* Dataset entries
--------------------------------------------------
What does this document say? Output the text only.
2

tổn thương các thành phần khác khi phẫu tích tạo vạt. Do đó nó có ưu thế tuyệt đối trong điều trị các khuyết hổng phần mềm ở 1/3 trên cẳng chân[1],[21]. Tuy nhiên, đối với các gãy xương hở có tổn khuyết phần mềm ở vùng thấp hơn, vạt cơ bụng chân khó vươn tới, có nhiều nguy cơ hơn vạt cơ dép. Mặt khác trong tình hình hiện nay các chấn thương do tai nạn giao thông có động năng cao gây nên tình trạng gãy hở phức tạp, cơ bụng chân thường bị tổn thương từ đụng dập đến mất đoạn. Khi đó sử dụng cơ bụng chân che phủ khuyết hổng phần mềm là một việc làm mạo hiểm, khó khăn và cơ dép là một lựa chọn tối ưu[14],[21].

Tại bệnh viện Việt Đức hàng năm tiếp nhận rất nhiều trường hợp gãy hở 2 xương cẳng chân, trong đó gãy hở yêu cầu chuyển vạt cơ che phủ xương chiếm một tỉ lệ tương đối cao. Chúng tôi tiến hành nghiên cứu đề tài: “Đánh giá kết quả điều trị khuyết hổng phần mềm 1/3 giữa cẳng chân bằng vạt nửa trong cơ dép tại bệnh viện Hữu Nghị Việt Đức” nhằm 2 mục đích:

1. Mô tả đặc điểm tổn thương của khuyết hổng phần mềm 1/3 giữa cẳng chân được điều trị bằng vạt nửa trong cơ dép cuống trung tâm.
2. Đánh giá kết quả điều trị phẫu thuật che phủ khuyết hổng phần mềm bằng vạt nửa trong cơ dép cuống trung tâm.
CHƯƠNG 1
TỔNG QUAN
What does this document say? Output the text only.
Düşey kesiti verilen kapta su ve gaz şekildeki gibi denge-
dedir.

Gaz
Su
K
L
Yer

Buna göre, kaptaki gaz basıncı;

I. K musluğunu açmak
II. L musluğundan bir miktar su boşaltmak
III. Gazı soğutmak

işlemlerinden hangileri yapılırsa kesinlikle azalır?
--------------------------------------------------
* Goal
Using the listing above, please repeat every entry exactly.

* Exercise response
What does this document say? Output the text only.
2

tổn thương các thành phần khác khi phẫu tích tạo vạt. Do đó nó có ưu thế tuyệt đối trong điều trị các khuyết hổng phần mềm ở 1/3 trên cẳng chân[1],[21]. Tuy nhiên, đối với các gãy xương hở có tổn khuyết phần mềm ở vùng thấp hơn, vạt cơ bụng chân khó vươn tới, có nhiều nguy cơ hơn vạt cơ dép. Mặt khác trong tình hình hiện nay các chấn thương do tai nạn giao thông có động năng cao gây nên tình trạng gãy hở phức tạp, cơ bụng chân thường bị tổn thương từ đụng dập đến mất đoạn. Khi đó sử dụng cơ bụng chân che phủ khuyết hổng phần mềm là một việc làm mạo hiểm, khó khăn và cơ dép là một lựa chọn tối ưu[14],[21].

Tại bệnh viện Việt Đức hàng năm tiếp nhận rất nhiều trường hợp gãy hở 2 xương cẳng chân, trong đó gãy hở yêu cầu chuyển vạt cơ che phủ xương chiếm một tỉ lệ tương đối cao. Chúng tôi tiến hành nghiên cứu đề tài: “Đánh giá kết quả điều trị khuyết hổng phần mềm 1/3 giữa cẳng chân bằng vạt nửa trong cơ dép tại bệnh viện Hữu Nghị Việt Đức” nhằm 2 mục đích:

1. Mô tả đặc điểm tổn thương của khuyết hổng phần mềm 1/3 giữa cẳng chân được điều trị bằng vạt nửa trong cơ dép cuống trung tâm.
2. Đánh giá kết quả điều trị phẫu thuật che phủ khuyết hổng phần mềm bằng vạt nửa trong cơ dép cuống trung tâm.
CHƯƠNG 1
TỔNG QUAN
What does this document say? Output the text only.
Düşey kesiti verilen kapta su ve gaz şekildeki gibi denge-
dedir.

Gaz
Su
K
L
Yer

Buna göre, kaptaki gaz basıncı;

I. K musluğunu açmak
II. L musluğundan bir miktar su boşaltmak
III. Gazı soğutmak

işlemlerinden hangileri yapılırsa kesinlikle azalır?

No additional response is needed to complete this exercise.